Raw records |
====

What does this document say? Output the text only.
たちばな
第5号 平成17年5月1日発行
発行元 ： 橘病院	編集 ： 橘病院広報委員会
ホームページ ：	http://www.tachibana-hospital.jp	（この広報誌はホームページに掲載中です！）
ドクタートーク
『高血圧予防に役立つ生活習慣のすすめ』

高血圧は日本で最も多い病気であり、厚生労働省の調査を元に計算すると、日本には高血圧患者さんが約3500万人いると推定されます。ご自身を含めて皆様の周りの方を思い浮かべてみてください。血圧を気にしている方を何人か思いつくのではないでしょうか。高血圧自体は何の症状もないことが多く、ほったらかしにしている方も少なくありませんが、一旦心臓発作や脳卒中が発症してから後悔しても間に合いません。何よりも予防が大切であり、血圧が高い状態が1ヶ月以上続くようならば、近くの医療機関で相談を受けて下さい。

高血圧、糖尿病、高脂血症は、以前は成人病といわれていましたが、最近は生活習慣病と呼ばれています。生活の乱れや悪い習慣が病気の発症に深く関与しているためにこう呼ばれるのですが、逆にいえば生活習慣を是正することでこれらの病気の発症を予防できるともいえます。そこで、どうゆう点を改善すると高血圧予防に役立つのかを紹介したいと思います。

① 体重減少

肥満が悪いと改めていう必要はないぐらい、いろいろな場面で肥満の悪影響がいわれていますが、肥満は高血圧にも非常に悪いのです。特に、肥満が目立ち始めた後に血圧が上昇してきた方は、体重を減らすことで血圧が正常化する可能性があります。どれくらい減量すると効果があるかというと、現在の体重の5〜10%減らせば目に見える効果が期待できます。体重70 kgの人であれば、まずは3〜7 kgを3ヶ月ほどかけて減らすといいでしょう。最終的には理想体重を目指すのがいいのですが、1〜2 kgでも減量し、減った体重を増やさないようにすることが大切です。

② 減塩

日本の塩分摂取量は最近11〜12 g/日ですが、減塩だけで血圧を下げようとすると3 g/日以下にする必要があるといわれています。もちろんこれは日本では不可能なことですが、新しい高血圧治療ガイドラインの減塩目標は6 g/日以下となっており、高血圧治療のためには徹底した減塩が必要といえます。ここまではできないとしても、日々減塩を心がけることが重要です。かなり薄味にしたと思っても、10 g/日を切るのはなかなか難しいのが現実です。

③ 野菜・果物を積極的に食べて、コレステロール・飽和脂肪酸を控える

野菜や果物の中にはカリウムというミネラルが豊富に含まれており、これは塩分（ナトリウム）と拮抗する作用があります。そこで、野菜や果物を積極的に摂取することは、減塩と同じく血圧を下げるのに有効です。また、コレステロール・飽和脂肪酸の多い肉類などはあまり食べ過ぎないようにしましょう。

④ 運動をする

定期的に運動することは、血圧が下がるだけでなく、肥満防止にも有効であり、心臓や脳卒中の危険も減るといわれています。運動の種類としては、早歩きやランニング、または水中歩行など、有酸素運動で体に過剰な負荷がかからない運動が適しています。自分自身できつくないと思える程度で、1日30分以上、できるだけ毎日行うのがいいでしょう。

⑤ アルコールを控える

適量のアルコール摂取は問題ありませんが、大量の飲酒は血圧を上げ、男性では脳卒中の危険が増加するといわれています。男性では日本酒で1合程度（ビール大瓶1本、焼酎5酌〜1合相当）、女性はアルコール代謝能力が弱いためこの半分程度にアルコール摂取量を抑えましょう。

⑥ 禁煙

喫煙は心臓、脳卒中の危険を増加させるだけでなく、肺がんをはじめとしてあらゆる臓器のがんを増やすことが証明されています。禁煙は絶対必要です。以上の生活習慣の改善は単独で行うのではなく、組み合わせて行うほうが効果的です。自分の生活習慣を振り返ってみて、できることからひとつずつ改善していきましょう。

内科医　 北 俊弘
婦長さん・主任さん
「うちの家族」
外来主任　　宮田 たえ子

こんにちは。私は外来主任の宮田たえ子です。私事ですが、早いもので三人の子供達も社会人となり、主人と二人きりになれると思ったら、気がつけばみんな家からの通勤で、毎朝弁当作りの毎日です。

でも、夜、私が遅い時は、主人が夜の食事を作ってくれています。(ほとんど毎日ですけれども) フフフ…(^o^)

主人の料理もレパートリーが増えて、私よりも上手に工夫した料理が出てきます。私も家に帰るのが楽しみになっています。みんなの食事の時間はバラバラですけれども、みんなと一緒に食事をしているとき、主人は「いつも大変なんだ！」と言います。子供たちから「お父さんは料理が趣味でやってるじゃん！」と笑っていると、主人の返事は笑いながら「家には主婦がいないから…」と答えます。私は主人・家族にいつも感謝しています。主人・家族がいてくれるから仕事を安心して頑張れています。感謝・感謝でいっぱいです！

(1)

====

Instruction | Output all of the data again. Match it exactly.

Result of the exercise |
What does this document say? Output the text only.
たちばな
第5号 平成17年5月1日発行
発行元 ： 橘病院	編集 ： 橘病院広報委員会
ホームページ ：	http://www.tachibana-hospital.jp	（この広報誌はホームページに掲載中です！）
ドクタートーク
『高血圧予防に役立つ生活習慣のすすめ』

高血圧は日本で最も多い病気であり、厚生労働省の調査を元に計算すると、日本には高血圧患者さんが約3500万人いると推定されます。ご自身を含めて皆様の周りの方を思い浮かべてみてください。血圧を気にしている方を何人か思いつくのではないでしょうか。高血圧自体は何の症状もないことが多く、ほったらかしにしている方も少なくありませんが、一旦心臓発作や脳卒中が発症してから後悔しても間に合いません。何よりも予防が大切であり、血圧が高い状態が1ヶ月以上続くようならば、近くの医療機関で相談を受けて下さい。

高血圧、糖尿病、高脂血症は、以前は成人病といわれていましたが、最近は生活習慣病と呼ばれています。生活の乱れや悪い習慣が病気の発症に深く関与しているためにこう呼ばれるのですが、逆にいえば生活習慣を是正することでこれらの病気の発症を予防できるともいえます。そこで、どうゆう点を改善すると高血圧予防に役立つのかを紹介したいと思います。

① 体重減少

肥満が悪いと改めていう必要はないぐらい、いろいろな場面で肥満の悪影響がいわれていますが、肥満は高血圧にも非常に悪いのです。特に、肥満が目立ち始めた後に血圧が上昇してきた方は、体重を減らすことで血圧が正常化する可能性があります。どれくらい減量すると効果があるかというと、現在の体重の5〜10%減らせば目に見える効果が期待できます。体重70 kgの人であれば、まずは3〜7 kgを3ヶ月ほどかけて減らすといいでしょう。最終的には理想体重を目指すのがいいのですが、1〜2 kgでも減量し、減った体重を増やさないようにすることが大切です。

② 減塩

日本の塩分摂取量は最近11〜12 g/日ですが、減塩だけで血圧を下げようとすると3 g/日以下にする必要があるといわれています。もちろんこれは日本では不可能なことですが、新しい高血圧治療ガイドラインの減塩目標は6 g/日以下となっており、高血圧治療のためには徹底した減塩が必要といえます。ここまではできないとしても、日々減塩を心がけることが重要です。かなり薄味にしたと思っても、10 g/日を切るのはなかなか難しいのが現実です。

③ 野菜・果物を積極的に食べて、コレステロール・飽和脂肪酸を控える

野菜や果物の中にはカリウムというミネラルが豊富に含まれており、これは塩分（ナトリウム）と拮抗する作用があります。そこで、野菜や果物を積極的に摂取することは、減塩と同じく血圧を下げるのに有効です。また、コレステロール・飽和脂肪酸の多い肉類などはあまり食べ過ぎないようにしましょう。

④ 運動をする

定期的に運動することは、血圧が下がるだけでなく、肥満防止にも有効であり、心臓や脳卒中の危険も減るといわれています。運動の種類としては、早歩きやランニング、または水中歩行など、有酸素運動で体に過剰な負荷がかからない運動が適しています。自分自身できつくないと思える程度で、1日30分以上、できるだけ毎日行うのがいいでしょう。

⑤ アルコールを控える

適量のアルコール摂取は問題ありませんが、大量の飲酒は血圧を上げ、男性では脳卒中の危険が増加するといわれています。男性では日本酒で1合程度（ビール大瓶1本、焼酎5酌〜1合相当）、女性はアルコール代謝能力が弱いためこの半分程度にアルコール摂取量を抑えましょう。

⑥ 禁煙

喫煙は心臓、脳卒中の危険を増加させるだけでなく、肺がんをはじめとしてあらゆる臓器のがんを増やすことが証明されています。禁煙は絶対必要です。以上の生活習慣の改善は単独で行うのではなく、組み合わせて行うほうが効果的です。自分の生活習慣を振り返ってみて、できることからひとつずつ改善していきましょう。

内科医　 北 俊弘
婦長さん・主任さん
「うちの家族」
外来主任　　宮田 たえ子

こんにちは。私は外来主任の宮田たえ子です。私事ですが、早いもので三人の子供達も社会人となり、主人と二人きりになれると思ったら、気がつけばみんな家からの通勤で、毎朝弁当作りの毎日です。

でも、夜、私が遅い時は、主人が夜の食事を作ってくれています。(ほとんど毎日ですけれども) フフフ…(^o^)

主人の料理もレパートリーが増えて、私よりも上手に工夫した料理が出てきます。私も家に帰るのが楽しみになっています。みんなの食事の時間はバラバラですけれども、みんなと一緒に食事をしているとき、主人は「いつも大変なんだ！」と言います。子供たちから「お父さんは料理が趣味でやってるじゃん！」と笑っていると、主人の返事は笑いながら「家には主婦がいないから…」と答えます。私は主人・家族にいつも感謝しています。主人・家族がいてくれるから仕事を安心して頑張れています。感謝・感謝でいっぱいです！

(1)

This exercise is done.